Excerpts from a layout annotation set
- - - - -

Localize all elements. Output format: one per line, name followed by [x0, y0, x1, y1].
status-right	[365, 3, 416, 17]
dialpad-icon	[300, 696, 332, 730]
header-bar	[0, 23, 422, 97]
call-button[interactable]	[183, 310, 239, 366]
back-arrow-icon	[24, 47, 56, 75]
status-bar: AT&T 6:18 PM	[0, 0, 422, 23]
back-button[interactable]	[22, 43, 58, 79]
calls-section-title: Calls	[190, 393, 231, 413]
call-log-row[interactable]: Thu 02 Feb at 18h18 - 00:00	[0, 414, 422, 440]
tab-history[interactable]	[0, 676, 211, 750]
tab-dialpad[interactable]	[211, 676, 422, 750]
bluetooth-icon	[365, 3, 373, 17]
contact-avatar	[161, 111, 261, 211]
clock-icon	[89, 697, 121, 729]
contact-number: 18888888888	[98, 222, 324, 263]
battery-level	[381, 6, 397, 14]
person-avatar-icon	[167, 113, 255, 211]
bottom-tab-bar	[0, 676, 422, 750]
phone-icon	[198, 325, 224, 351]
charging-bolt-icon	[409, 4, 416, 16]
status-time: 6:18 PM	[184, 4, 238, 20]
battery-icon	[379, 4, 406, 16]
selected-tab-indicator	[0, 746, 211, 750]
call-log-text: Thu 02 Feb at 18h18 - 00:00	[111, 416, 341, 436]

- - - - -

Copy out all of the lines above word for word, keeping them in the same order.

Localize all elements. Output format: one per line, name followed by [x0, y0, x1, y1].
status-right	[365, 3, 416, 17]
dialpad-icon	[300, 696, 332, 730]
header-bar	[0, 23, 422, 97]
call-button[interactable]	[183, 310, 239, 366]
back-arrow-icon	[24, 47, 56, 75]
status-bar: AT&T 6:18 PM	[0, 0, 422, 23]
back-button[interactable]	[22, 43, 58, 79]
calls-section-title: Calls	[190, 393, 231, 413]
call-log-row[interactable]: Thu 02 Feb at 18h18 - 00:00	[0, 414, 422, 440]
tab-history[interactable]	[0, 676, 211, 750]
tab-dialpad[interactable]	[211, 676, 422, 750]
bluetooth-icon	[365, 3, 373, 17]
contact-avatar	[161, 111, 261, 211]
clock-icon	[89, 697, 121, 729]
contact-number: 18888888888	[98, 222, 324, 263]
battery-level	[381, 6, 397, 14]
person-avatar-icon	[167, 113, 255, 211]
bottom-tab-bar	[0, 676, 422, 750]
phone-icon	[198, 325, 224, 351]
charging-bolt-icon	[409, 4, 416, 16]
status-time: 6:18 PM	[184, 4, 238, 20]
battery-icon	[379, 4, 406, 16]
selected-tab-indicator	[0, 746, 211, 750]
call-log-text: Thu 02 Feb at 18h18 - 00:00	[111, 416, 341, 436]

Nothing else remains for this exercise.